• Task statement:
Reproduce the listing below in full and without alteration, apart from its pictures.

* begin Raw records *

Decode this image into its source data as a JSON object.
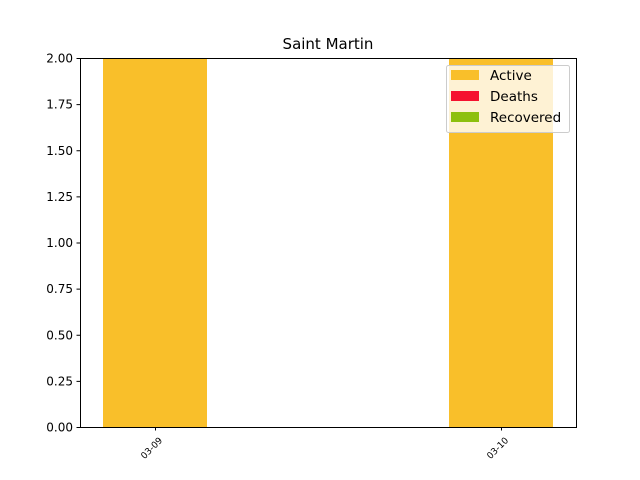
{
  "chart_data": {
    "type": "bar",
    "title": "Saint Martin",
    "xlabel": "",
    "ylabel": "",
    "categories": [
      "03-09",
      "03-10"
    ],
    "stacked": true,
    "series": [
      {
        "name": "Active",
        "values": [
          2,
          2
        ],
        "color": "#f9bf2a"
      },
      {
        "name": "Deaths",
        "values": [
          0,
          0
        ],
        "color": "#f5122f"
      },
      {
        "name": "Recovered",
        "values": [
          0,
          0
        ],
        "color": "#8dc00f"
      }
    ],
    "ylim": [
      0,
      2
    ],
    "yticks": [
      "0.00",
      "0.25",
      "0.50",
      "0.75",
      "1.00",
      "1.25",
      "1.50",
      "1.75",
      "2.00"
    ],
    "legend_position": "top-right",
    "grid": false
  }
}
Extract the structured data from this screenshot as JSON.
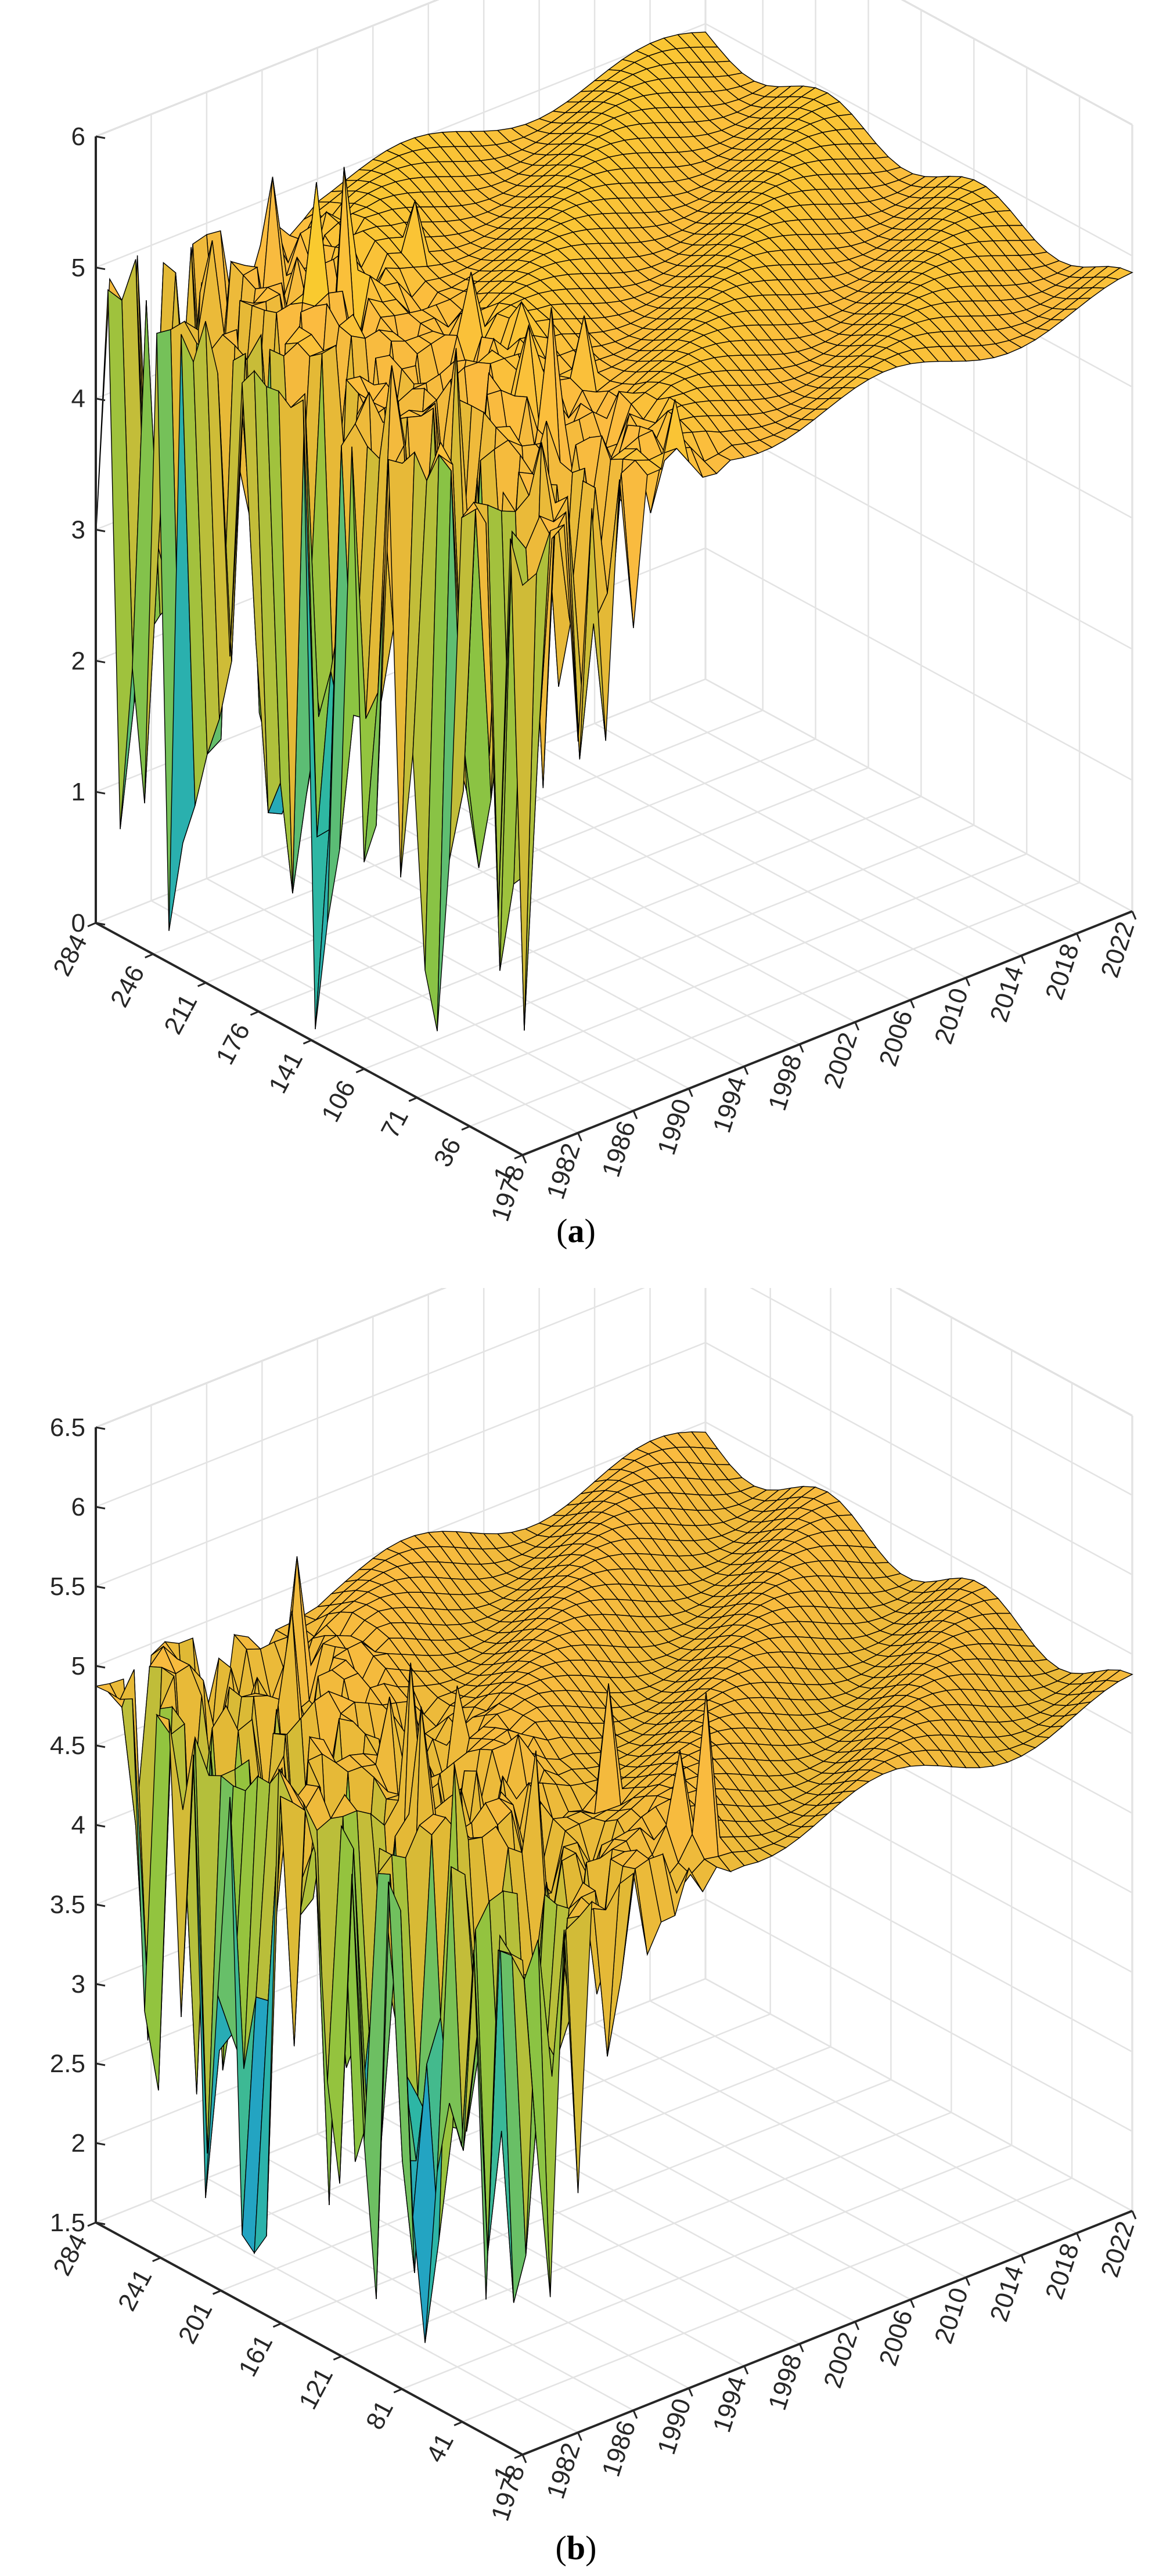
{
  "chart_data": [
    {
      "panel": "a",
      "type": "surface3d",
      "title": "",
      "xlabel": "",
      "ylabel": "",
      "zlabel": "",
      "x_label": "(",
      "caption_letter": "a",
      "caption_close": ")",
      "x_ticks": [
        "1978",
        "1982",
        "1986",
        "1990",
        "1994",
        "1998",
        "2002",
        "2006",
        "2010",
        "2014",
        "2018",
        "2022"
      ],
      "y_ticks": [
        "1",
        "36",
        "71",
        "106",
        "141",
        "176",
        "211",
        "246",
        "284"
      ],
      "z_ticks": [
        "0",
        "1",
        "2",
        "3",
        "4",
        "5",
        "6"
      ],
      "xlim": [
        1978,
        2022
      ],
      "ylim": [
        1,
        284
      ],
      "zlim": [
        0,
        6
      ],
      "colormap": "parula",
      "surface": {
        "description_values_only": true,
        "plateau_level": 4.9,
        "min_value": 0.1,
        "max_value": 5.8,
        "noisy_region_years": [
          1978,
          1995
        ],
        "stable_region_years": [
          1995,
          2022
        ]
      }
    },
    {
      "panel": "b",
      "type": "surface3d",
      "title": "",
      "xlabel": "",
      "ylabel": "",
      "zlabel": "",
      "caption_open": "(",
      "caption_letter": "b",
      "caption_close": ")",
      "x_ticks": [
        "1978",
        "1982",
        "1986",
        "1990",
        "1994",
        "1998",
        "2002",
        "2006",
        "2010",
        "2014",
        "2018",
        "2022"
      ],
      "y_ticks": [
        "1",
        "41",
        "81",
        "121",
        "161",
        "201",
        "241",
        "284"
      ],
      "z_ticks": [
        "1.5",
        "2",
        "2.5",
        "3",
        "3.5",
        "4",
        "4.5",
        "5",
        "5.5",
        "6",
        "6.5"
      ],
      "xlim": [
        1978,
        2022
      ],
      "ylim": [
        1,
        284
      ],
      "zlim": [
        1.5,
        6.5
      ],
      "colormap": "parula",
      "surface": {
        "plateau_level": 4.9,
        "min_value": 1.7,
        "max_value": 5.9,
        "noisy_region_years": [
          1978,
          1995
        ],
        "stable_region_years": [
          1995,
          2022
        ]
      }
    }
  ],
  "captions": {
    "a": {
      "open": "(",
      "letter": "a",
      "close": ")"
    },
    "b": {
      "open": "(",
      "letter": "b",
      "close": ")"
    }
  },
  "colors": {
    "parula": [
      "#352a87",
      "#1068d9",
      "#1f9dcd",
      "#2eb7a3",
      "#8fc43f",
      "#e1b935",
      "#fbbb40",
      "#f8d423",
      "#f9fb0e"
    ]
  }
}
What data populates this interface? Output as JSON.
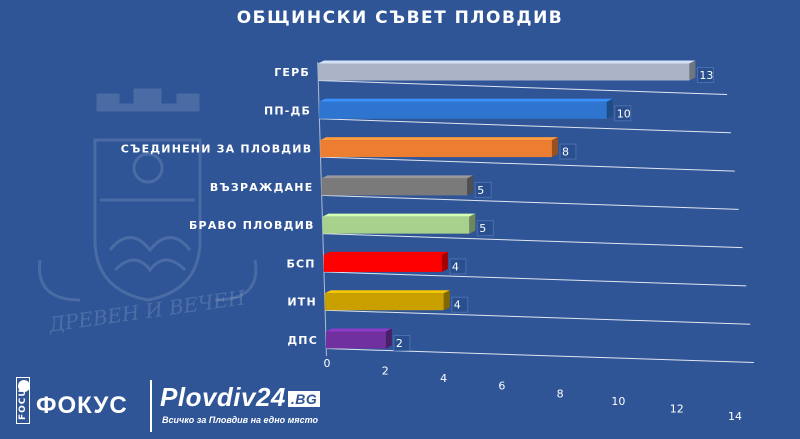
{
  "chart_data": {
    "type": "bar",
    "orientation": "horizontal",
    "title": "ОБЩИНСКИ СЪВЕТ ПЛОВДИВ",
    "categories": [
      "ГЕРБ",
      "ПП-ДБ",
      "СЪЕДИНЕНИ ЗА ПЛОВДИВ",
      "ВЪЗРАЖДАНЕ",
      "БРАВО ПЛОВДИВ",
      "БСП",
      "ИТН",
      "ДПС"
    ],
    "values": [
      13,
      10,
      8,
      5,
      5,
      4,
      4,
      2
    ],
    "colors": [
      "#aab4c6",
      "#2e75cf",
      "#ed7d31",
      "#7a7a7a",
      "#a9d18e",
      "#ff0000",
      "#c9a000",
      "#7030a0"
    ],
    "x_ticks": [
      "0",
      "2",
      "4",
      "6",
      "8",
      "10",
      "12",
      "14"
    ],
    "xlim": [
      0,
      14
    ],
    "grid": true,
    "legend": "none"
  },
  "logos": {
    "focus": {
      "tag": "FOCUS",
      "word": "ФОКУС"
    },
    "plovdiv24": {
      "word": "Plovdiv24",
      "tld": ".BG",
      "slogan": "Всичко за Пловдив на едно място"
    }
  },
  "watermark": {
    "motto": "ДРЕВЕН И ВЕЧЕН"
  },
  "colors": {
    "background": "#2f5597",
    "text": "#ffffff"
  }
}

* end Raw records *

• Answer to this task:
Decode this image into its source data as a JSON object.
{
  "chart_data": {
    "type": "bar",
    "title": "Saint Martin",
    "xlabel": "",
    "ylabel": "",
    "categories": [
      "03-09",
      "03-10"
    ],
    "stacked": true,
    "series": [
      {
        "name": "Active",
        "values": [
          2,
          2
        ],
        "color": "#f9bf2a"
      },
      {
        "name": "Deaths",
        "values": [
          0,
          0
        ],
        "color": "#f5122f"
      },
      {
        "name": "Recovered",
        "values": [
          0,
          0
        ],
        "color": "#8dc00f"
      }
    ],
    "ylim": [
      0,
      2
    ],
    "yticks": [
      "0.00",
      "0.25",
      "0.50",
      "0.75",
      "1.00",
      "1.25",
      "1.50",
      "1.75",
      "2.00"
    ],
    "legend_position": "top-right",
    "grid": false
  }
}
Extract the structured data from this screenshot as JSON.
{
  "chart_data": [
    {
      "panel": "a",
      "type": "surface3d",
      "title": "",
      "xlabel": "",
      "ylabel": "",
      "zlabel": "",
      "x_label": "(",
      "caption_letter": "a",
      "caption_close": ")",
      "x_ticks": [
        "1978",
        "1982",
        "1986",
        "1990",
        "1994",
        "1998",
        "2002",
        "2006",
        "2010",
        "2014",
        "2018",
        "2022"
      ],
      "y_ticks": [
        "1",
        "36",
        "71",
        "106",
        "141",
        "176",
        "211",
        "246",
        "284"
      ],
      "z_ticks": [
        "0",
        "1",
        "2",
        "3",
        "4",
        "5",
        "6"
      ],
      "xlim": [
        1978,
        2022
      ],
      "ylim": [
        1,
        284
      ],
      "zlim": [
        0,
        6
      ],
      "colormap": "parula",
      "surface": {
        "description_values_only": true,
        "plateau_level": 4.9,
        "min_value": 0.1,
        "max_value": 5.8,
        "noisy_region_years": [
          1978,
          1995
        ],
        "stable_region_years": [
          1995,
          2022
        ]
      }
    },
    {
      "panel": "b",
      "type": "surface3d",
      "title": "",
      "xlabel": "",
      "ylabel": "",
      "zlabel": "",
      "caption_open": "(",
      "caption_letter": "b",
      "caption_close": ")",
      "x_ticks": [
        "1978",
        "1982",
        "1986",
        "1990",
        "1994",
        "1998",
        "2002",
        "2006",
        "2010",
        "2014",
        "2018",
        "2022"
      ],
      "y_ticks": [
        "1",
        "41",
        "81",
        "121",
        "161",
        "201",
        "241",
        "284"
      ],
      "z_ticks": [
        "1.5",
        "2",
        "2.5",
        "3",
        "3.5",
        "4",
        "4.5",
        "5",
        "5.5",
        "6",
        "6.5"
      ],
      "xlim": [
        1978,
        2022
      ],
      "ylim": [
        1,
        284
      ],
      "zlim": [
        1.5,
        6.5
      ],
      "colormap": "parula",
      "surface": {
        "plateau_level": 4.9,
        "min_value": 1.7,
        "max_value": 5.9,
        "noisy_region_years": [
          1978,
          1995
        ],
        "stable_region_years": [
          1995,
          2022
        ]
      }
    }
  ],
  "captions": {
    "a": {
      "open": "(",
      "letter": "a",
      "close": ")"
    },
    "b": {
      "open": "(",
      "letter": "b",
      "close": ")"
    }
  },
  "colors": {
    "parula": [
      "#352a87",
      "#1068d9",
      "#1f9dcd",
      "#2eb7a3",
      "#8fc43f",
      "#e1b935",
      "#fbbb40",
      "#f8d423",
      "#f9fb0e"
    ]
  }
}
What data populates this interface? Output as JSON.
{
  "chart_data": {
    "type": "bar",
    "orientation": "horizontal",
    "title": "ОБЩИНСКИ СЪВЕТ ПЛОВДИВ",
    "categories": [
      "ГЕРБ",
      "ПП-ДБ",
      "СЪЕДИНЕНИ ЗА ПЛОВДИВ",
      "ВЪЗРАЖДАНЕ",
      "БРАВО ПЛОВДИВ",
      "БСП",
      "ИТН",
      "ДПС"
    ],
    "values": [
      13,
      10,
      8,
      5,
      5,
      4,
      4,
      2
    ],
    "colors": [
      "#aab4c6",
      "#2e75cf",
      "#ed7d31",
      "#7a7a7a",
      "#a9d18e",
      "#ff0000",
      "#c9a000",
      "#7030a0"
    ],
    "x_ticks": [
      "0",
      "2",
      "4",
      "6",
      "8",
      "10",
      "12",
      "14"
    ],
    "xlim": [
      0,
      14
    ],
    "grid": true,
    "legend": "none"
  },
  "logos": {
    "focus": {
      "tag": "FOCUS",
      "word": "ФОКУС"
    },
    "plovdiv24": {
      "word": "Plovdiv24",
      "tld": ".BG",
      "slogan": "Всичко за Пловдив на едно място"
    }
  },
  "watermark": {
    "motto": "ДРЕВЕН И ВЕЧЕН"
  },
  "colors": {
    "background": "#2f5597",
    "text": "#ffffff"
  }
}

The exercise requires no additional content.